Start of RECORDS FOR PROCESSING

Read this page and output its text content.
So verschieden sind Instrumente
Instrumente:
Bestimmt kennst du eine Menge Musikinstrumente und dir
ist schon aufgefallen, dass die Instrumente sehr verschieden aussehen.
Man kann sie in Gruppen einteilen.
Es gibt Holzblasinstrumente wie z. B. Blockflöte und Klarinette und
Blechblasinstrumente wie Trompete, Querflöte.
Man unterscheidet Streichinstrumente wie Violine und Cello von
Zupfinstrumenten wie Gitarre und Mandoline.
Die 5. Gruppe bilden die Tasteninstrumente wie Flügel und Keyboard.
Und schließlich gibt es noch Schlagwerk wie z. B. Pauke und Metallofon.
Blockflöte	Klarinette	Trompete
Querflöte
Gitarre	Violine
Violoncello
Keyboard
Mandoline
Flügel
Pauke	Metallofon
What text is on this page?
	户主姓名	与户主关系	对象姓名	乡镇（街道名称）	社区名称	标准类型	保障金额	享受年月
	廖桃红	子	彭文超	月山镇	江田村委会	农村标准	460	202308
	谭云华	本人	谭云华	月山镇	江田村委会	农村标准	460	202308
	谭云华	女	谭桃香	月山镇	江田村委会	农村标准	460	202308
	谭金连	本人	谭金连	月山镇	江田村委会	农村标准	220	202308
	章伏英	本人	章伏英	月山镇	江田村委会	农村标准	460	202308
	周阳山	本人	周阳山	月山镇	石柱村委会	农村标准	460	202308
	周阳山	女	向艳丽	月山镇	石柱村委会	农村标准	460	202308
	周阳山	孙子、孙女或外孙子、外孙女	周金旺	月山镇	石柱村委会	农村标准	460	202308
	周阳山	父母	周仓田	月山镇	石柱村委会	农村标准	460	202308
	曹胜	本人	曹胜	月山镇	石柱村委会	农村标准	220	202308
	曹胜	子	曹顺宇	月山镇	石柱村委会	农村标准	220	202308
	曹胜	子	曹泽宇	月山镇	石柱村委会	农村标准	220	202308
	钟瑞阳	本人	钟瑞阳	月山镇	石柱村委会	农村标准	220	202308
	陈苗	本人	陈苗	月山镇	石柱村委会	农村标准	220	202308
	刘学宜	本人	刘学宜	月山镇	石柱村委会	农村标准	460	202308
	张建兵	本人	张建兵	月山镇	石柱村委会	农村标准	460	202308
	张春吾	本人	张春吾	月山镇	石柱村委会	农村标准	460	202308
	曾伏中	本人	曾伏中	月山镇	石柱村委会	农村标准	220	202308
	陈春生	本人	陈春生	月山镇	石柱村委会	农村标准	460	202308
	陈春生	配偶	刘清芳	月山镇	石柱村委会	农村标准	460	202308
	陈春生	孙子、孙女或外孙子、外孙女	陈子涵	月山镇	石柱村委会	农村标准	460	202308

End of RECORDS FOR PROCESSING

Pull every line holding "Flügel" out of the records.

Die 5. Gruppe bilden die Tasteninstrumente wie Flügel und Keyboard.
Flügel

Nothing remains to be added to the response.